§ Records for this exercise:
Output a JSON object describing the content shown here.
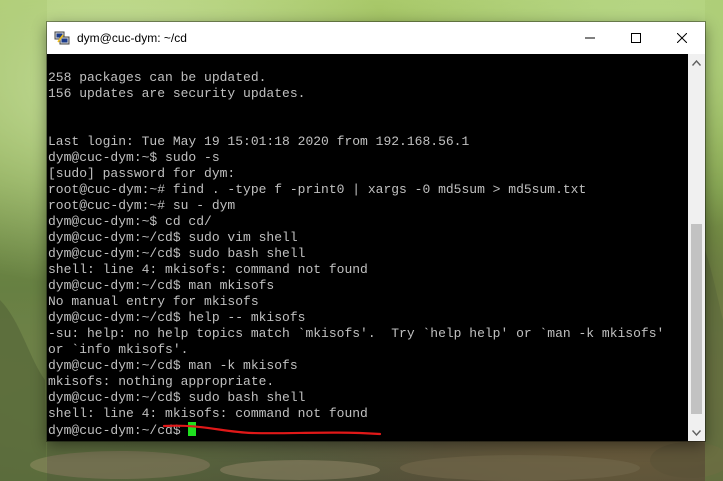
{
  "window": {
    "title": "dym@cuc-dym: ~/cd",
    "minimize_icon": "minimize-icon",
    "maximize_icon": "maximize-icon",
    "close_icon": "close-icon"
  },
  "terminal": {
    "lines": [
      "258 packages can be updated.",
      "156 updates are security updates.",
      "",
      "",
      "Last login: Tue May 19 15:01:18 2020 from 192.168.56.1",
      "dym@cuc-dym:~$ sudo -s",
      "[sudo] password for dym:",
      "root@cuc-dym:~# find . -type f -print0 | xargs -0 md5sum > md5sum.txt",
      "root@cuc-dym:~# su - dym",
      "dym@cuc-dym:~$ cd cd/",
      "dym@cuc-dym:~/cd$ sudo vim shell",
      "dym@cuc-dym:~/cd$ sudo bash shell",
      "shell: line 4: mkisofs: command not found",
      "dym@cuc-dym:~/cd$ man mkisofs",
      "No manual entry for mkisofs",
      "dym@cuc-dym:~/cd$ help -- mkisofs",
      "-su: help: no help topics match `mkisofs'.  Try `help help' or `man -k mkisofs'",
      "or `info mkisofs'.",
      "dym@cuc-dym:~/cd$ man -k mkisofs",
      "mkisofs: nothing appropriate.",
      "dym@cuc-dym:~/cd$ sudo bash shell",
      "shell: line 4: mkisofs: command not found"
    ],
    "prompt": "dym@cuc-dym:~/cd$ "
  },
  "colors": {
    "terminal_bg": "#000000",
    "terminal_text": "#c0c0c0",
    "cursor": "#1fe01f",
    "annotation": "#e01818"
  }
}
...
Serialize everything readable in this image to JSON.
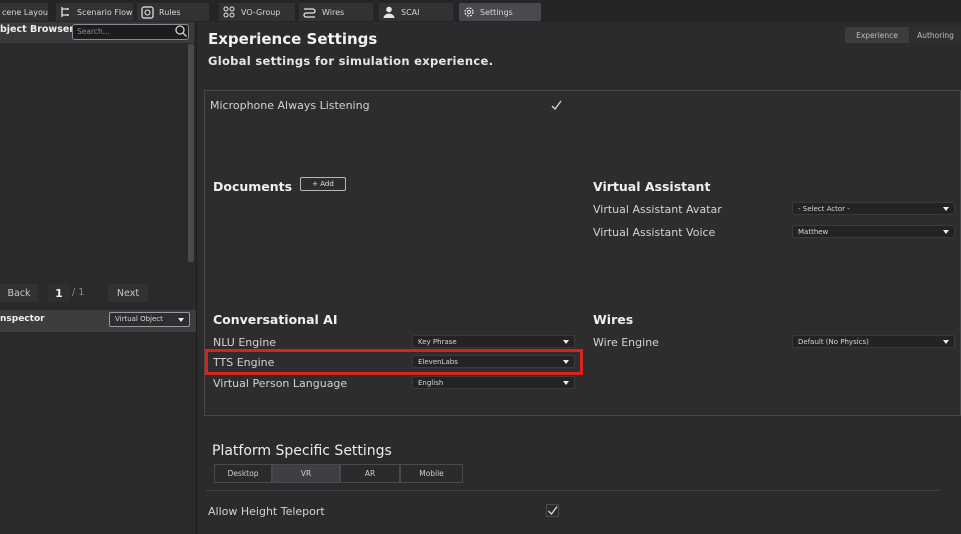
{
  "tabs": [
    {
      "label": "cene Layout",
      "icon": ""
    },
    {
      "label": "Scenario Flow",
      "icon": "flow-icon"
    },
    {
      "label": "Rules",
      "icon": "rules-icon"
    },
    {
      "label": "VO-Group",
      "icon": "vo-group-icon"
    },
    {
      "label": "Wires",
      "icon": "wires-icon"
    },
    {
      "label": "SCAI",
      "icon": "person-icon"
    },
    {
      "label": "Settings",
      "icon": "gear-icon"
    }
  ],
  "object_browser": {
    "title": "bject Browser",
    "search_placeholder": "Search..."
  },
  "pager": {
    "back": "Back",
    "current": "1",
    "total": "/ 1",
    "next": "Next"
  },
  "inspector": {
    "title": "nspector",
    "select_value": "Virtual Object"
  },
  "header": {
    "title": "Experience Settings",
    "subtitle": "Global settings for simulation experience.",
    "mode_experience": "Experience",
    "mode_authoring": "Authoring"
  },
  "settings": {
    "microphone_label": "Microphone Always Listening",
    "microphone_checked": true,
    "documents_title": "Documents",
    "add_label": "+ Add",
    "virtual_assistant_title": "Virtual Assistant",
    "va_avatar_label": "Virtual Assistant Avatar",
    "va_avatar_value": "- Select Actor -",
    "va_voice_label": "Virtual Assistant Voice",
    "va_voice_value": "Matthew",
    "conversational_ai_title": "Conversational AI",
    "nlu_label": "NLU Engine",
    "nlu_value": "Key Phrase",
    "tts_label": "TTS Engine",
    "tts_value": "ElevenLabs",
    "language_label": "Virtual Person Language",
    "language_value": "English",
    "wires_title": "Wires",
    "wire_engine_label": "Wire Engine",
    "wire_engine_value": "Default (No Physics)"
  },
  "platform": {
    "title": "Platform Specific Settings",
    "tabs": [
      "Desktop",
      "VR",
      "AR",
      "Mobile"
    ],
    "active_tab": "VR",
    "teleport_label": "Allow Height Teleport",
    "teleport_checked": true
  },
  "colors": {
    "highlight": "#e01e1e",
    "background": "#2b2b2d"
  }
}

§ Stated exercise:
Say how many lines hold the word "JSON", giving the number and nothing else.

§ Solution for this exercise:
2